In both cases (Digital Ocean and VirtualBox) you're looking at a virtualized disk image.


----------



## srchi (Mar 3, 2021)

Ok, but how to identify its HDD or SSD. does HDD disk also give Medium Rotation Rate: 5400? if i run camcontrol modepage /dev/da0 -m 4. if HDD doesnt have rotation rate or any other property from camcontrol command as compared to SSD then my problem will be solved. so please tell me what i would get if i run camcontrol modepage /dev/da0 -m 4 for HDD disks?


----------



## SirDice (Mar 3, 2021)

I don't think there's an easy way to tell if a specific disk image is stored on SSD or harddisks. They're going to be presented to a virtual guest in exactly the same way regardless of the storage backend. Maybe with Digital Ocean they used a different naming scheme (look at the device model name) to indicate the difference, but maybe they don't.


----------



## ralphbsz (Mar 3, 2021)

srchi said:


> Ok, but how to identify its HDD or SSD. does HDD disk also give Medium Rotation Rate: 5400? if i run camcontrol modepage /dev/da0 -m 4. if HDD doesnt have rotation rate or any other property from camcontrol command as compared to SSD then my problem will be solved. so please tell me what i would get if i run camcontrol modepage /dev/da0 -m 4 for HDD disks?


That is sort of a silly question. What you are dealing with at a cloud or hosting provider is not a real disk. I don't know how these two companies implement their virtual disk, but guessing from how others do it, they probably use RAID technology underneath to guard against disk failure, then a file system (could be a lightweight one), probably with some snapshot support, and then a disk virtualization layer. The hardware is probably a mix of spinning disks (which still have the best $/capacity and $/throughput) plus SSD/flash/NVRAM for low-latency IOs.

You probably need to look at their sales literature. I know at other providers you can rent both high-capacity (mostly spinning disk) drives, and explicit SSDs that are for low latency.

But the real underlying question is this: Why do you care? You're trying to set up ZFS, with the main storage on disks (presumably for capacity) and SSDs as logs and caches. Have you actually benchmarked whether you need these logs and caches? It's quite possible that those virtual disks are so fast for small IOs, you don't need any of these accelerators.


----------



## aponomarenko (Mar 5, 2021)

`smartctl -x /dev/ada0 | grep Solid`


----------

• [DATA ENTRIES]
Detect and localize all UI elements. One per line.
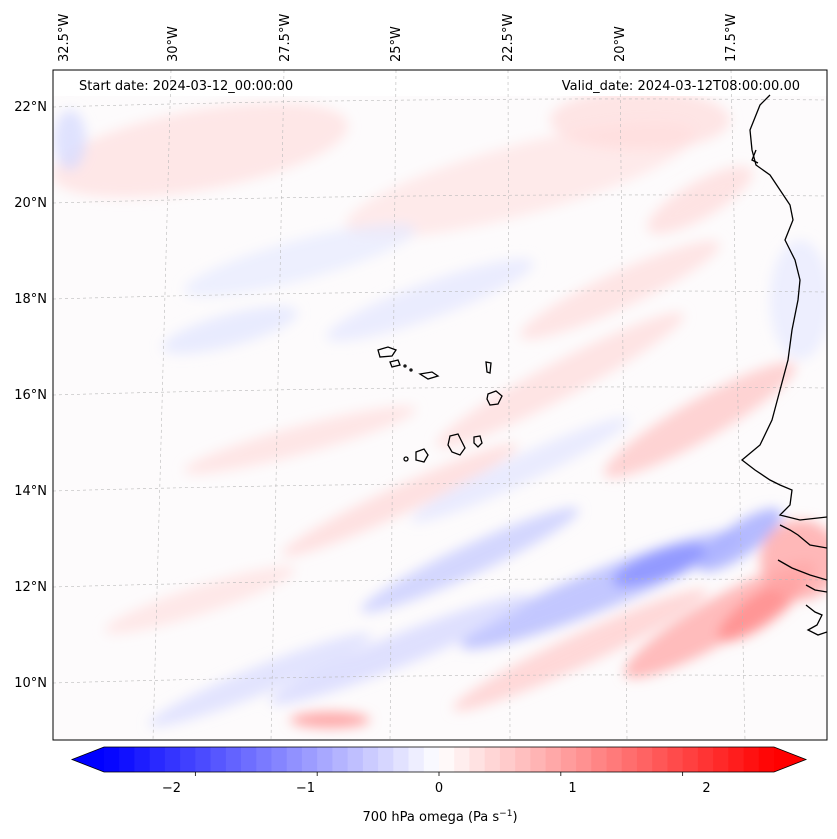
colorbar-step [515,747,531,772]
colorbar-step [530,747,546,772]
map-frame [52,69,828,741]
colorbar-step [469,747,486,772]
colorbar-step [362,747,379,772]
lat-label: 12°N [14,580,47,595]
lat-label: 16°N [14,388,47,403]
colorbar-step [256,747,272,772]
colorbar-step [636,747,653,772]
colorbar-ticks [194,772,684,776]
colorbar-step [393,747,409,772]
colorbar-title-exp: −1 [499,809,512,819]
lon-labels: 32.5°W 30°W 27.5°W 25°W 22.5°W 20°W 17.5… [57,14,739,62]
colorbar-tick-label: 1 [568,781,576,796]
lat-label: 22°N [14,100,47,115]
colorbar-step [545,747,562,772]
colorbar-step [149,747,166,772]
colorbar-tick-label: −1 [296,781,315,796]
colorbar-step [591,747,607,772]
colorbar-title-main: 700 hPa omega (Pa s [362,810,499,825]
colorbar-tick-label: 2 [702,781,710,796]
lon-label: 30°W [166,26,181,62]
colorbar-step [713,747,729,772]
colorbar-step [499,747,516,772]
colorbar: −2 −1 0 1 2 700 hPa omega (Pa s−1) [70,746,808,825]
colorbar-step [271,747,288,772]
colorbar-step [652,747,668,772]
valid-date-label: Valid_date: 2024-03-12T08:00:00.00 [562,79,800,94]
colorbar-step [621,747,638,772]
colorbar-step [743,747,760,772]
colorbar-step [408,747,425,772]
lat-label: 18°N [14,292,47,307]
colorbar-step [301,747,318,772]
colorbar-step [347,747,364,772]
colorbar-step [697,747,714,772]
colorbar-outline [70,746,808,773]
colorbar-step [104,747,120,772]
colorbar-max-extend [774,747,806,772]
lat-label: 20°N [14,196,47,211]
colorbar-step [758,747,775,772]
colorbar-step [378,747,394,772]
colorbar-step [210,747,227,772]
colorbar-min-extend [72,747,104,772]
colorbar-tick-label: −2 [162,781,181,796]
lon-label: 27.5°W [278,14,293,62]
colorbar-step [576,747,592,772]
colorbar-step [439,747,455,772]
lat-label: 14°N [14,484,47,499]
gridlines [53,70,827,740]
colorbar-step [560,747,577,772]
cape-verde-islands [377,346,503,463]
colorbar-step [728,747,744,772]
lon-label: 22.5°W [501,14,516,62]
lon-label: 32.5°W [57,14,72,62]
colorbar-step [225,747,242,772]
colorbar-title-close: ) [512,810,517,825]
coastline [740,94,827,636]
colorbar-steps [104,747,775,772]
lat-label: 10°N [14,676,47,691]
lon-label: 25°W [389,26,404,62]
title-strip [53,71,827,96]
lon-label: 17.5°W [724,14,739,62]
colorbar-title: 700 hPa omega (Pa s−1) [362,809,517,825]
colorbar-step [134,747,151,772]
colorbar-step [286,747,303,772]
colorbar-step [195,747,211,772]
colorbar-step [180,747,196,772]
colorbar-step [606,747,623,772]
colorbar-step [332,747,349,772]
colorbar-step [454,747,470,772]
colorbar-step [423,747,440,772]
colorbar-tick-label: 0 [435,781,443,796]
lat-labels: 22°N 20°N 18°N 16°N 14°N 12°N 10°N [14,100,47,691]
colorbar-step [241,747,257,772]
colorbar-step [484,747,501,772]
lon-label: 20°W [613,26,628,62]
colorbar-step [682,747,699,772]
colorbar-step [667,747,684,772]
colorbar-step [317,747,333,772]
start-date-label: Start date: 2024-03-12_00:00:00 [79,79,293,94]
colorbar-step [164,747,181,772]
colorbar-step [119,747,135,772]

• [REQUEST]
Answer from the forum thread on telling HDD from SSD:
1. Which two cases does the opening line say both involve a virtualized disk image?
2. According to ralphbsz, what do spinning disks still have the best of?
3. What command line does aponomarenko post?
The records can be set aside; nothing here depends on them.

• [SOLUTION FOR THIS PROBLEM]
1. Digital Ocean and VirtualBox.
2. $/capacity and $/throughput.
3. smartctl -x /dev/ada0 | grep Solid